[Data listing]
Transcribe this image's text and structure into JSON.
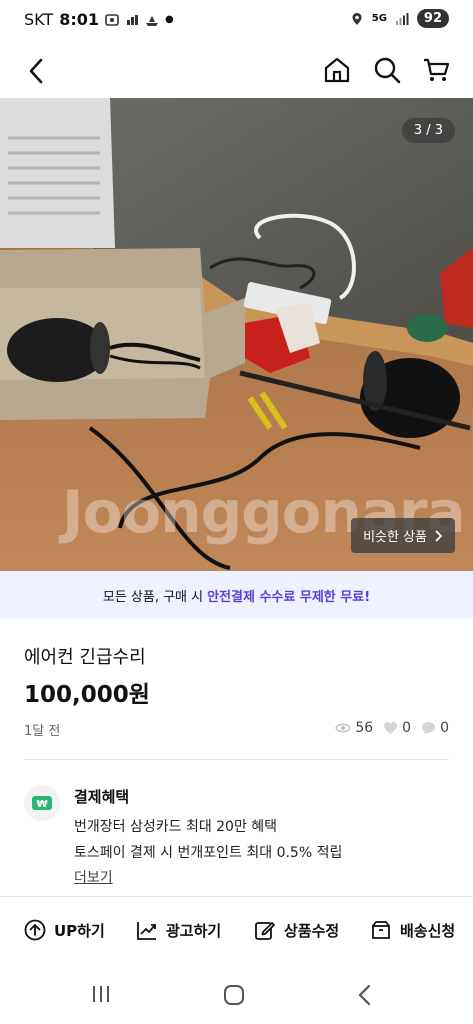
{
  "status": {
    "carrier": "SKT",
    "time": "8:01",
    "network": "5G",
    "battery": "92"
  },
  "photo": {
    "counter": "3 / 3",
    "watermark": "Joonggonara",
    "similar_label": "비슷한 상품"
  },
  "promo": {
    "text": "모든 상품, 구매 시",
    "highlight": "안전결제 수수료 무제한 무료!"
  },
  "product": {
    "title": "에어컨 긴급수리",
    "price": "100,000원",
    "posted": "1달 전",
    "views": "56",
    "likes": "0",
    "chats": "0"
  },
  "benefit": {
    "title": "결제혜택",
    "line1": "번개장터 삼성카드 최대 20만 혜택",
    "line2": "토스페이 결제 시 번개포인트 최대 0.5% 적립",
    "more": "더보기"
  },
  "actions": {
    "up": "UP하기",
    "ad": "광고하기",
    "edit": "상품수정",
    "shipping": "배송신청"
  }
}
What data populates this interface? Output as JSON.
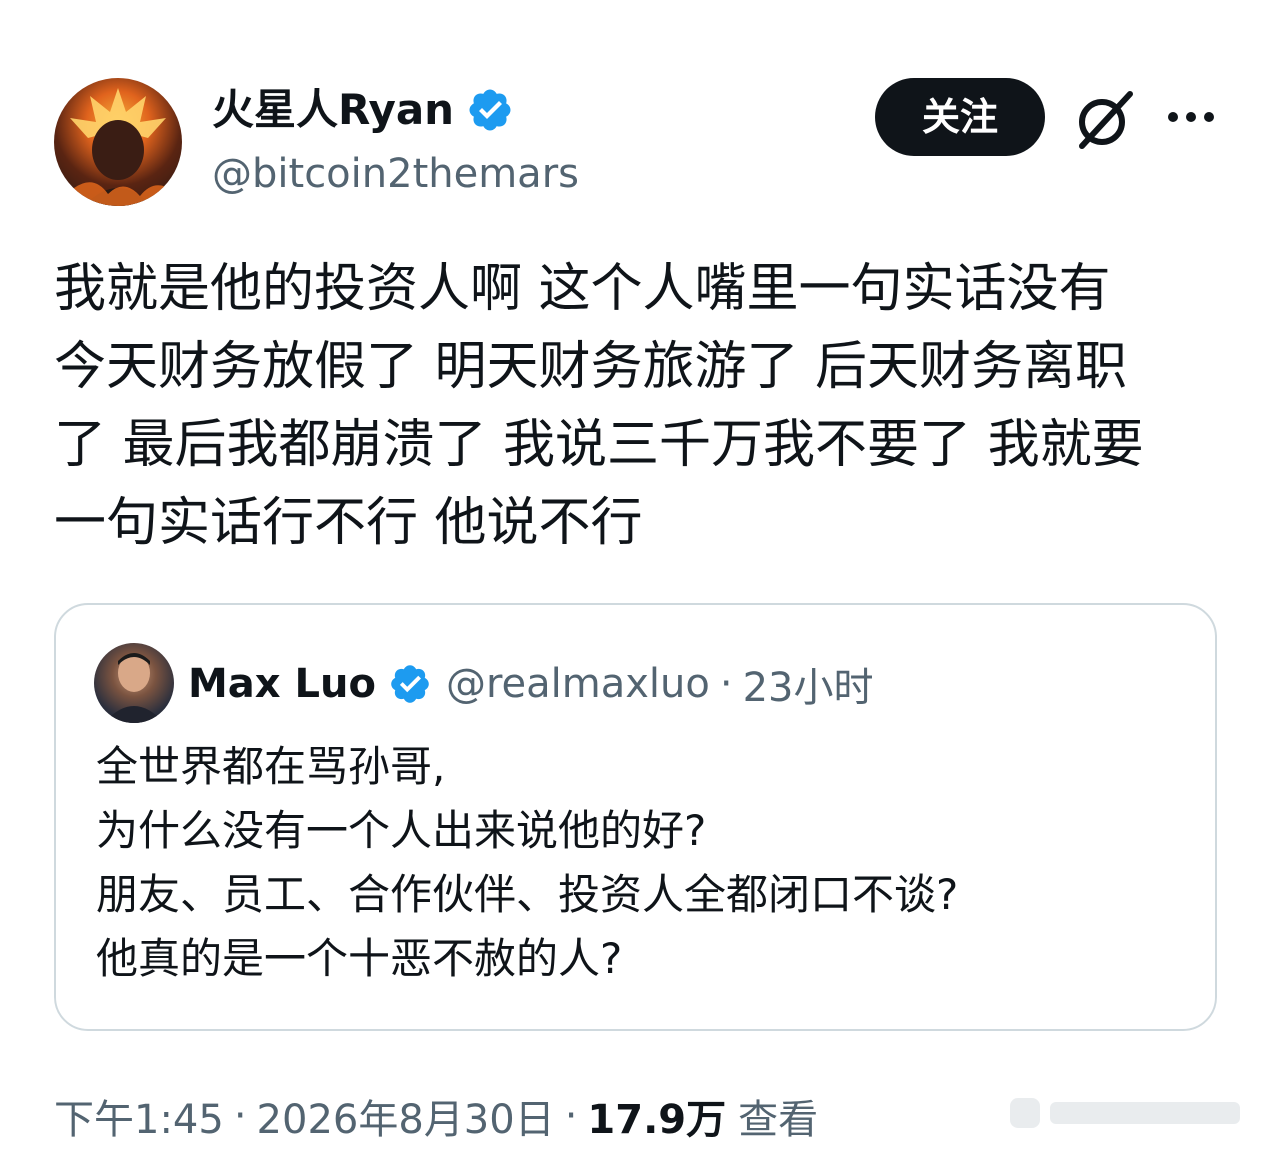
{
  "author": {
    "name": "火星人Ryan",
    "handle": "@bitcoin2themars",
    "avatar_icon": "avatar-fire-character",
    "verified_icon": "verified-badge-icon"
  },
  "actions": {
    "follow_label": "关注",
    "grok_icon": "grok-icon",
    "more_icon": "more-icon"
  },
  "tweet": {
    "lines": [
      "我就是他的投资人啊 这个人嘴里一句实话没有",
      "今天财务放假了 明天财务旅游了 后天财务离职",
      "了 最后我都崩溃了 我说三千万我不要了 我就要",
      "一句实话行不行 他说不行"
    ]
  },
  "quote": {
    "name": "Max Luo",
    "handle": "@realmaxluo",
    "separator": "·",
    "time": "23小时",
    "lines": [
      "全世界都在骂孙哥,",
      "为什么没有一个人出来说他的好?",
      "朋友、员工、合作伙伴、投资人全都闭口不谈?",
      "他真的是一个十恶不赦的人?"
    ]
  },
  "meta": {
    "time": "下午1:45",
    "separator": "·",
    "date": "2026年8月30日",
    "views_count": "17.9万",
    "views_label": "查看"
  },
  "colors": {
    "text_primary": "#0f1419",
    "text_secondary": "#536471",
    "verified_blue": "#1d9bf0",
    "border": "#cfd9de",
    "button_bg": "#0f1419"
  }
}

* * *

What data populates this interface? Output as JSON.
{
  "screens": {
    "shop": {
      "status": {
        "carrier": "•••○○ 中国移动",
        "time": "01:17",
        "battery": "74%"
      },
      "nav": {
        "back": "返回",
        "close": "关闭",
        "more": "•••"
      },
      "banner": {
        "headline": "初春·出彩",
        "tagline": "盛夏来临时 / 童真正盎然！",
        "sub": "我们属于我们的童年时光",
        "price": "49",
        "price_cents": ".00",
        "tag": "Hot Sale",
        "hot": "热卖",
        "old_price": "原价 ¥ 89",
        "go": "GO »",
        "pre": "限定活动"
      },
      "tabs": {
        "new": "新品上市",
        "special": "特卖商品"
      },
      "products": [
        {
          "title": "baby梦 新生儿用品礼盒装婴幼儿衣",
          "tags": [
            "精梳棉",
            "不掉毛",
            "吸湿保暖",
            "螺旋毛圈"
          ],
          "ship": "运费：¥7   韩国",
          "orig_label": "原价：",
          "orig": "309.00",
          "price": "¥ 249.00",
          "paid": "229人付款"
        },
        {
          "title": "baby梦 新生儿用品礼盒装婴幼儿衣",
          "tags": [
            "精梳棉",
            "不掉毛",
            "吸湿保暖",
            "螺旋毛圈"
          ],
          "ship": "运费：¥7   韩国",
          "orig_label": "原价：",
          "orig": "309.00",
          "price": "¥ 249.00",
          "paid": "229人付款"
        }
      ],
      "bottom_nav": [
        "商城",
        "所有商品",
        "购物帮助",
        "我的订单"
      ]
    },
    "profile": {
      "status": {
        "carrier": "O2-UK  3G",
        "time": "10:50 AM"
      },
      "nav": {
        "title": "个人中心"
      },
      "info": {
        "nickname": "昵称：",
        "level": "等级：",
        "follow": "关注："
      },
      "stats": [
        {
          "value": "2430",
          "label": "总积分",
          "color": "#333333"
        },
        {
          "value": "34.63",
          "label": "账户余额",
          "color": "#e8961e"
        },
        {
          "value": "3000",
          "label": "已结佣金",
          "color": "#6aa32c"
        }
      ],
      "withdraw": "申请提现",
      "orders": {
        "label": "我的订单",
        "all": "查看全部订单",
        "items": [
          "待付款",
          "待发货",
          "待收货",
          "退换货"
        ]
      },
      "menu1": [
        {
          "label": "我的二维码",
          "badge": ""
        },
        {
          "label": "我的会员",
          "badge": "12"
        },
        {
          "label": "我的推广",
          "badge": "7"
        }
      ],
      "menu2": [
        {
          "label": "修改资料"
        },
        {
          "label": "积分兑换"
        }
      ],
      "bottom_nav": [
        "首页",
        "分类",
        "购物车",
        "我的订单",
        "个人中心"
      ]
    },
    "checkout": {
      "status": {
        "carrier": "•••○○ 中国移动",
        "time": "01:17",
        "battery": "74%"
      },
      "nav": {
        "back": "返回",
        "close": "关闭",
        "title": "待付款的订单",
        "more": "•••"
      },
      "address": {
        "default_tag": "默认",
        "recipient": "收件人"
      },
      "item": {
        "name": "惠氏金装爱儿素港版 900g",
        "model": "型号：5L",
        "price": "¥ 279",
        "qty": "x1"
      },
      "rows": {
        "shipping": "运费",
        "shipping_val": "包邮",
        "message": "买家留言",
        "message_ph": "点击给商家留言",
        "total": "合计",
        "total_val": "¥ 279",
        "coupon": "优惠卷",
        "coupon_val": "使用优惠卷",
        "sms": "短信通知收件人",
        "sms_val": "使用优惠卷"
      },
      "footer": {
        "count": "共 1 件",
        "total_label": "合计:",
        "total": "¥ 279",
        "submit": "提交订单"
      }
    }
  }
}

- **Required task**: All lines in the data that contain the word "carrier" should be copied.

- **Reply to the task**:
    "carrier": "SKT",
        "carrier": "•••○○ 中国移动",
        "carrier": "O2-UK  3G",
        "carrier": "•••○○ 中国移动",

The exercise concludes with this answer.